[START]

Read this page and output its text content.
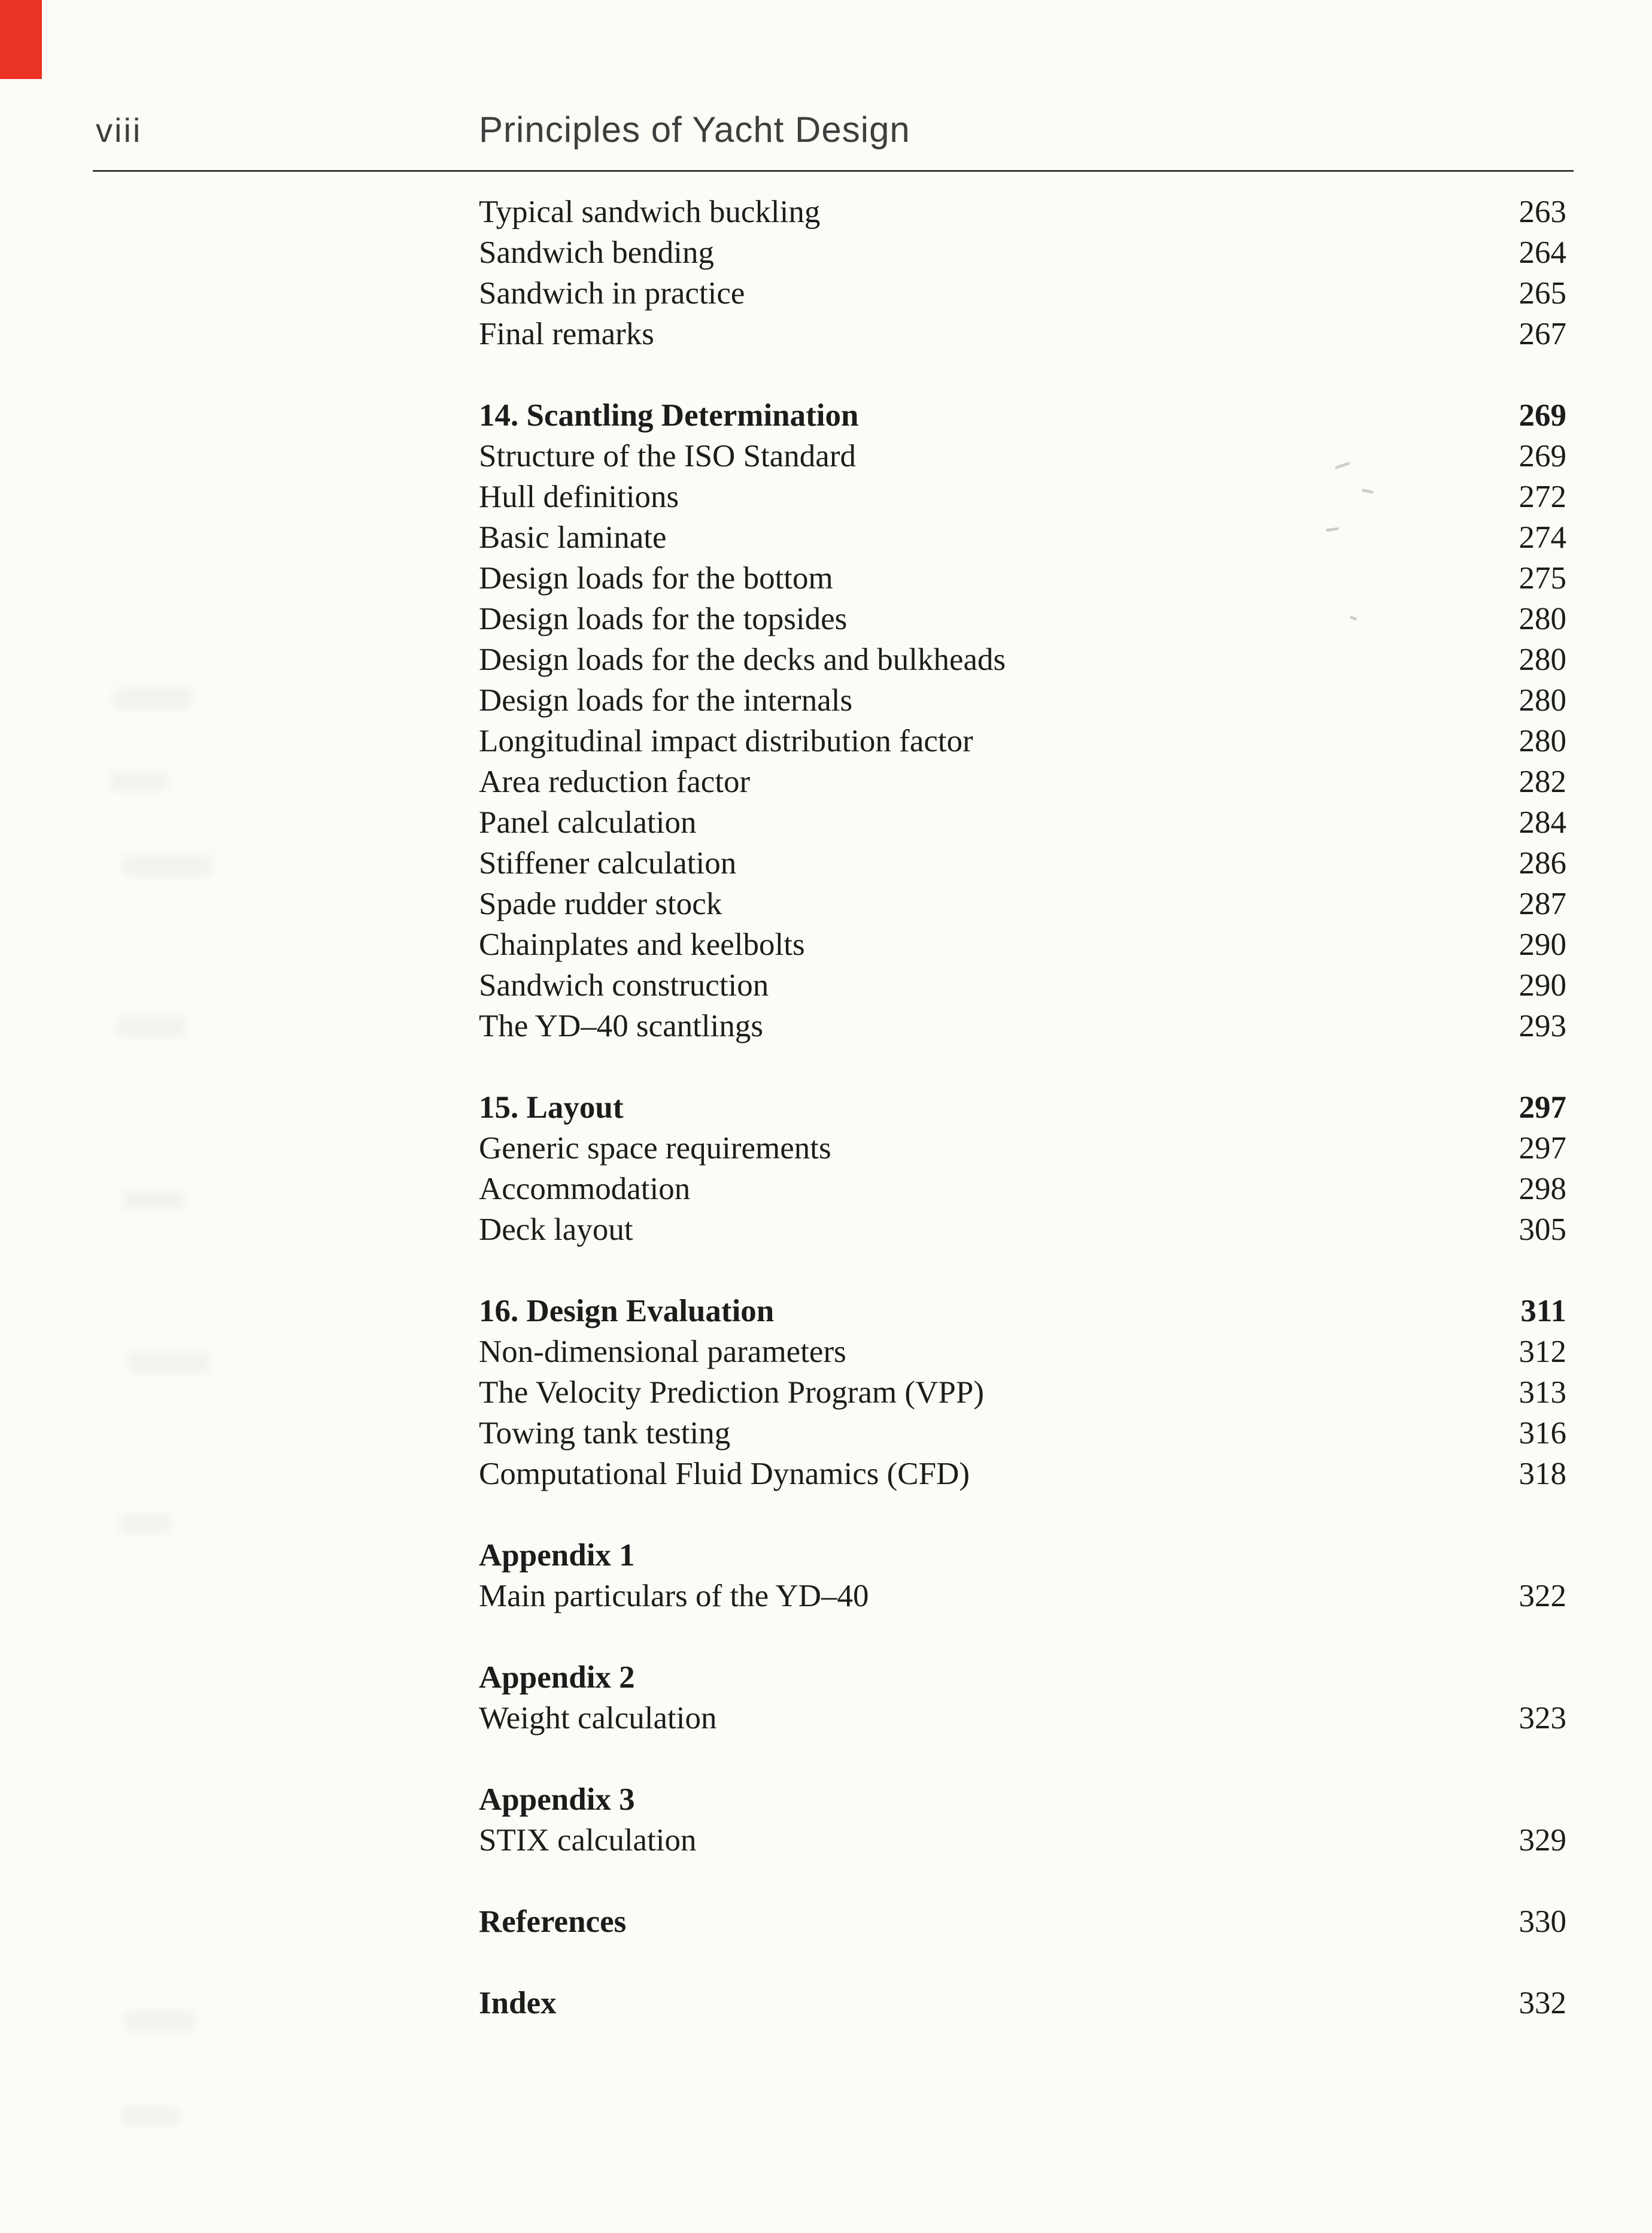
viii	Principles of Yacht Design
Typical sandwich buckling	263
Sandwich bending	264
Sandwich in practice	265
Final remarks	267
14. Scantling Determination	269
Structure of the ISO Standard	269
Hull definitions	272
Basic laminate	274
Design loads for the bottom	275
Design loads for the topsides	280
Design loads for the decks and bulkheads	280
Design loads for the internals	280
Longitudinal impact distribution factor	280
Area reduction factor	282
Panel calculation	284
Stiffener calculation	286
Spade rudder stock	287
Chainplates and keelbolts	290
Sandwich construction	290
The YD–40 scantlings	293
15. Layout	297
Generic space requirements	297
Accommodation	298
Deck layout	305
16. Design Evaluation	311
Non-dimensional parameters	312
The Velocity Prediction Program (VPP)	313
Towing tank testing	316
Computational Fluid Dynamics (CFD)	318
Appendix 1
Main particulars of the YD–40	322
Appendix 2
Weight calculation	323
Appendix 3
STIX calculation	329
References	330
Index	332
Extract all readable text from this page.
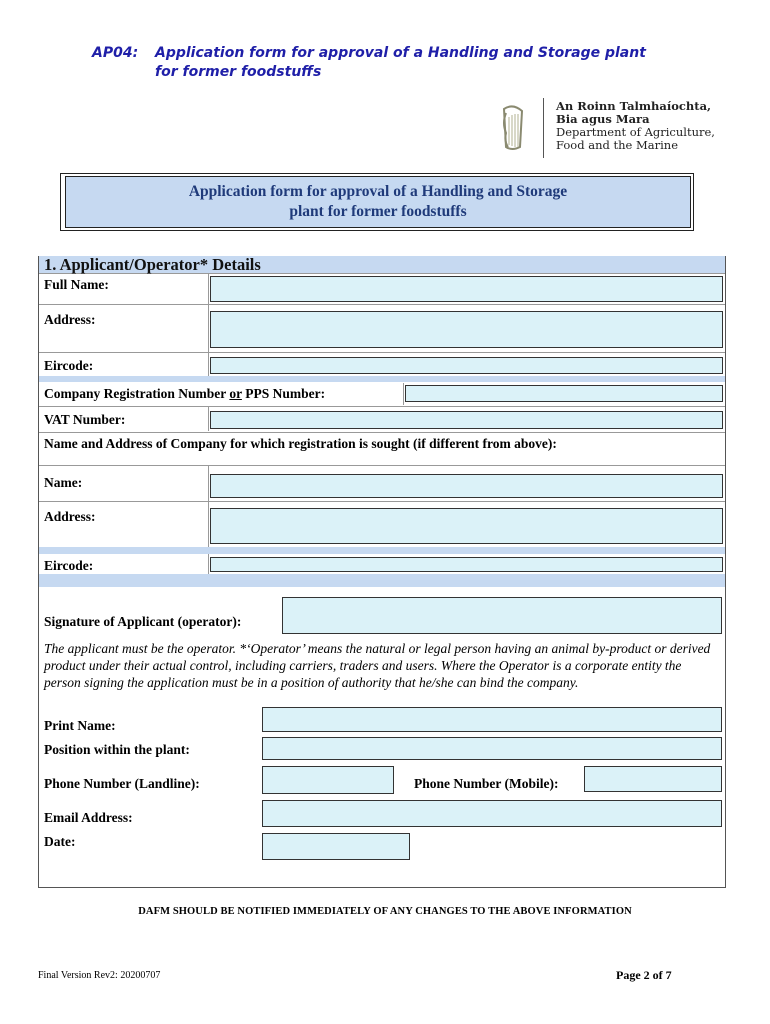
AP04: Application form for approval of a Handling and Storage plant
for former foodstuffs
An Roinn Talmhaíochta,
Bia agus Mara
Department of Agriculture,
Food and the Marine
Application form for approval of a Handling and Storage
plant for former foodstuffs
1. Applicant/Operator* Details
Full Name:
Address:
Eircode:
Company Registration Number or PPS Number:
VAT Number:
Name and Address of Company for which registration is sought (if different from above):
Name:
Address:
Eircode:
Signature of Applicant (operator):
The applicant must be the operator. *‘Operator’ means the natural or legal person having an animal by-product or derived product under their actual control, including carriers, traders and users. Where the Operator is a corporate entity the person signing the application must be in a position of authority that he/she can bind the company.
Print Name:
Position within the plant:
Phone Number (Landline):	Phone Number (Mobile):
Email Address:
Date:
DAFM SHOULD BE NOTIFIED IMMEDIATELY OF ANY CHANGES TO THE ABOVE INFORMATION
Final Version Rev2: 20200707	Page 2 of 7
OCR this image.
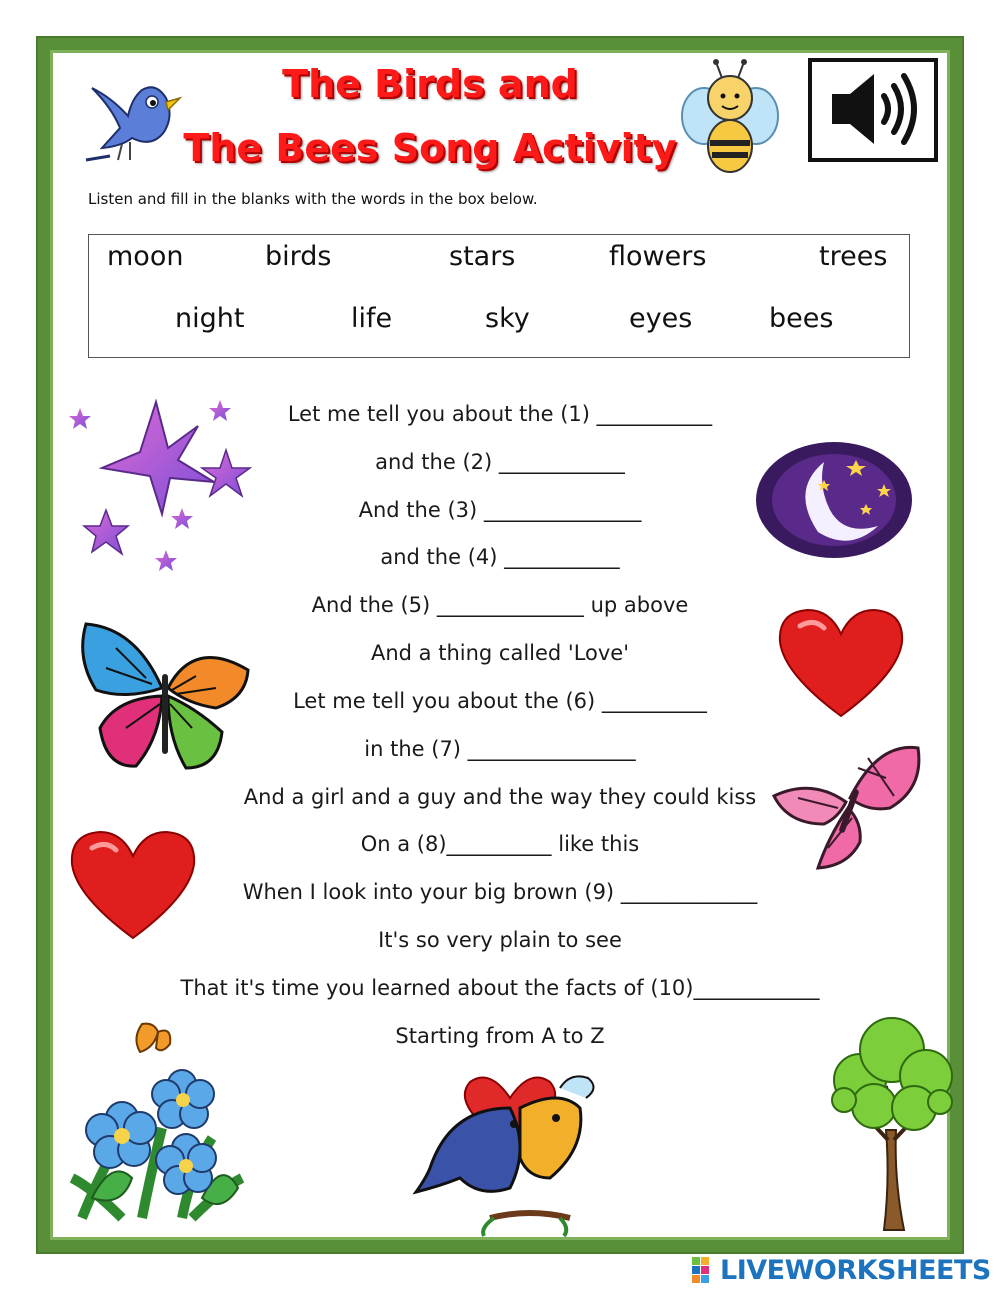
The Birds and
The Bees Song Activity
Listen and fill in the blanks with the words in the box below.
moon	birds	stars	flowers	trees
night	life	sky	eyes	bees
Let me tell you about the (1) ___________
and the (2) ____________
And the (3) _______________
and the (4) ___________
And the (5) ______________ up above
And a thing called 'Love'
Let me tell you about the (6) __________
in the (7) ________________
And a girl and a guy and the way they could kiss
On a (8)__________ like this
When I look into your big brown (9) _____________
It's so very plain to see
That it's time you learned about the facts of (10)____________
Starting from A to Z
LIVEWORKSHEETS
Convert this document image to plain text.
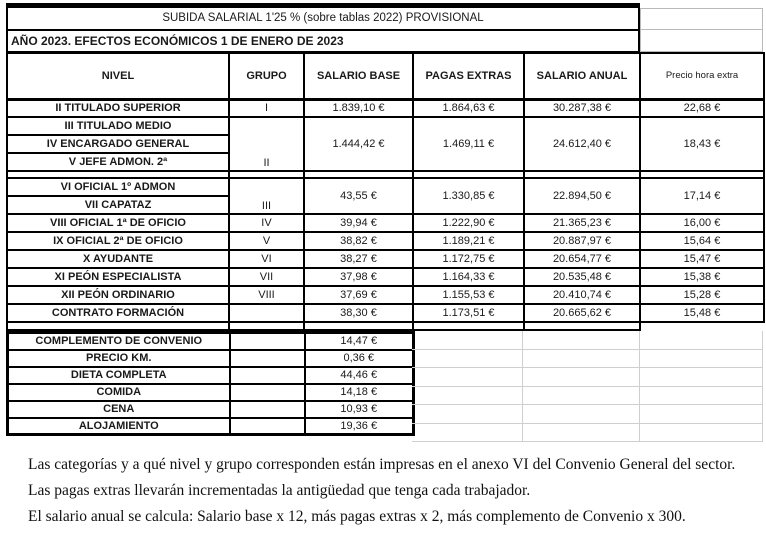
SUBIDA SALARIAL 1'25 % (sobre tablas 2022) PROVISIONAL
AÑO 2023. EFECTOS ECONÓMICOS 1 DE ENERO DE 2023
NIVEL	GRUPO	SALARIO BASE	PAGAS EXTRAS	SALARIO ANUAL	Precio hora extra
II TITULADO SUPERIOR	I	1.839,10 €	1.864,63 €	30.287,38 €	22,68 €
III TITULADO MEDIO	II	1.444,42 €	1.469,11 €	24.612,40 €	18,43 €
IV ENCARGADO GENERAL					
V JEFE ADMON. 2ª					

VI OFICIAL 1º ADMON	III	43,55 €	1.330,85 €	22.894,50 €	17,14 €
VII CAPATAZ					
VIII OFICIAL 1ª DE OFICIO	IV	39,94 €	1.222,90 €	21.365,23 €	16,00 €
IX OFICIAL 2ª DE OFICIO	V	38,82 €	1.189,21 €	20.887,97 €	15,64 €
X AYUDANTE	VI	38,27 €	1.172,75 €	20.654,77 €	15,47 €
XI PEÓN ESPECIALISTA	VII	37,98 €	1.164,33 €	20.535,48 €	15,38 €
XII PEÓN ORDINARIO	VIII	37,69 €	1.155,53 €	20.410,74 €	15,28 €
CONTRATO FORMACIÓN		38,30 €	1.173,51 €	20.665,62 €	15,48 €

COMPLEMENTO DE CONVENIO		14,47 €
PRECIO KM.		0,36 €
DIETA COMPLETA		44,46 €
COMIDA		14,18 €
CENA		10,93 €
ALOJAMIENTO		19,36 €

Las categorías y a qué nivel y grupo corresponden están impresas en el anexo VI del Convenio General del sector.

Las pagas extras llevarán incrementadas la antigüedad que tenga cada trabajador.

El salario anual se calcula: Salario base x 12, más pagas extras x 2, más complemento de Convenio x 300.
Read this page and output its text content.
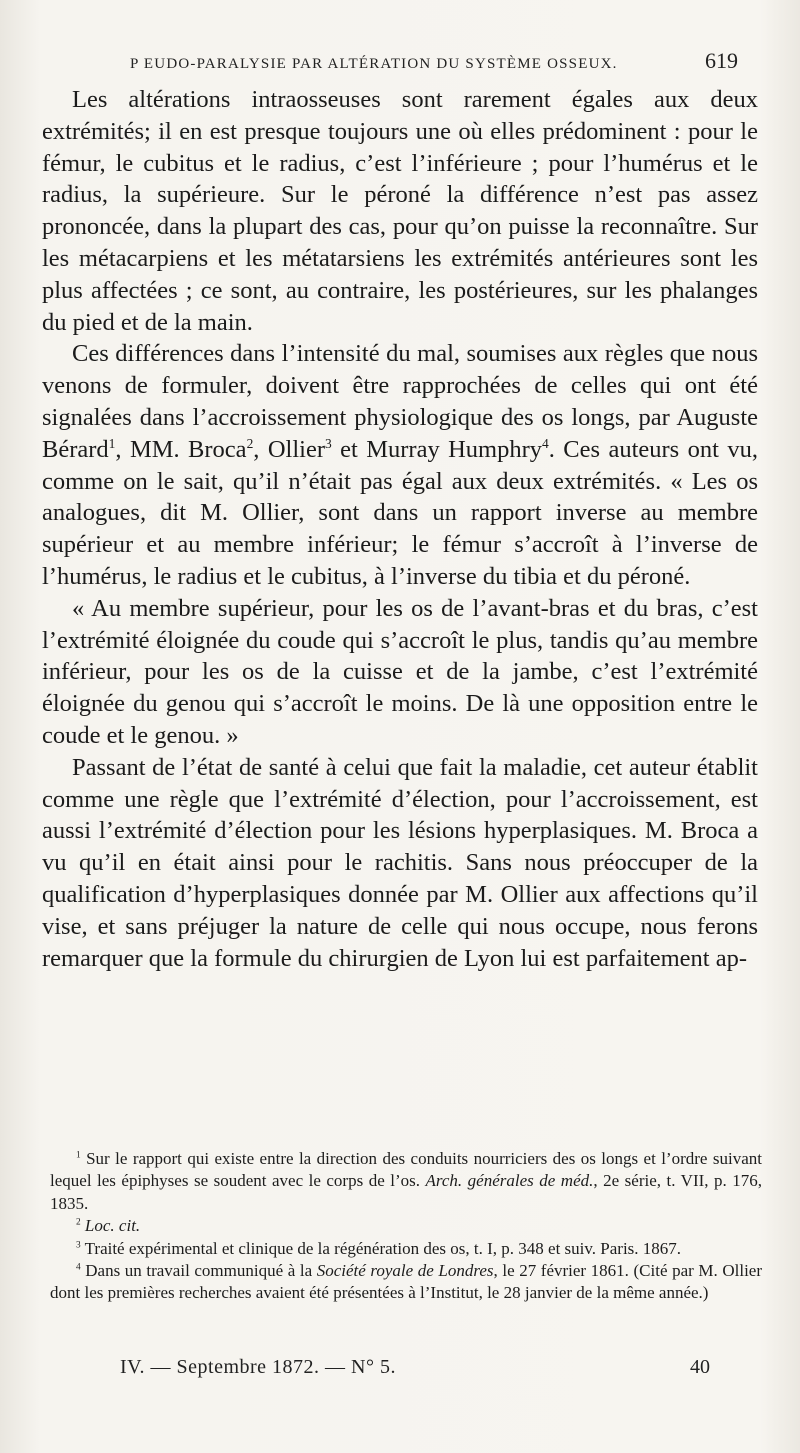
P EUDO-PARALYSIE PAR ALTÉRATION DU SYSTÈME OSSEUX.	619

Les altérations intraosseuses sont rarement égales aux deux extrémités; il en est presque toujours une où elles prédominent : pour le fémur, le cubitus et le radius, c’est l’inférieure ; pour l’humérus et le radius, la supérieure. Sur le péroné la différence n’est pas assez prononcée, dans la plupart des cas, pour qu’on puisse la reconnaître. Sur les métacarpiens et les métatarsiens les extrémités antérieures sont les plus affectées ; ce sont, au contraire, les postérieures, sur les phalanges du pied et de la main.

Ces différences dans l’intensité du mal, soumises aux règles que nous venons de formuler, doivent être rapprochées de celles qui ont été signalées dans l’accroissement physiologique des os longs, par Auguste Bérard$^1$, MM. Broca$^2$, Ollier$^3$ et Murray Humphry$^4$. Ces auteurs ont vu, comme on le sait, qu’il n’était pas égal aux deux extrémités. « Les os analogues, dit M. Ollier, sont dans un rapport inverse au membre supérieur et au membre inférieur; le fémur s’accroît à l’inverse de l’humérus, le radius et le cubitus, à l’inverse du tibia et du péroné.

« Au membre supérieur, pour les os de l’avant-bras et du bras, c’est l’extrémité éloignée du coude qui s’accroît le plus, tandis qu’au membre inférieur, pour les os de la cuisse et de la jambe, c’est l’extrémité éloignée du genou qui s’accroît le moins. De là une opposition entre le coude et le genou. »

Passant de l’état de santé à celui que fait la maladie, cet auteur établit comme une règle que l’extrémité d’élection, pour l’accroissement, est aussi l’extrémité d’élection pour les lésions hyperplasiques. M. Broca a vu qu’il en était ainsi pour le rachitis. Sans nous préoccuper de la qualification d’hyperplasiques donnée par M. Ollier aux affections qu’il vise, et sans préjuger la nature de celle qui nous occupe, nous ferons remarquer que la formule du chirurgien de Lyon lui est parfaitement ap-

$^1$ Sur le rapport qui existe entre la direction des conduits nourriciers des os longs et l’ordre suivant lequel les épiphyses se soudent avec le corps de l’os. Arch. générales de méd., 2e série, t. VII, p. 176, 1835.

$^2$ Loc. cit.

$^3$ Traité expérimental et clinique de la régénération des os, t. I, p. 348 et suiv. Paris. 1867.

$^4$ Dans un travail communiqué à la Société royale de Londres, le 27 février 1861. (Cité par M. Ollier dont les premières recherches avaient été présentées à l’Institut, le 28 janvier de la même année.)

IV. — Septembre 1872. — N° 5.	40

[END]

▶ The request
Return every line holding the word "plant" from the records.

▶ Correct output
AP04: Application form for approval of a Handling and Storage plant
plant for former foodstuffs
Position within the plant:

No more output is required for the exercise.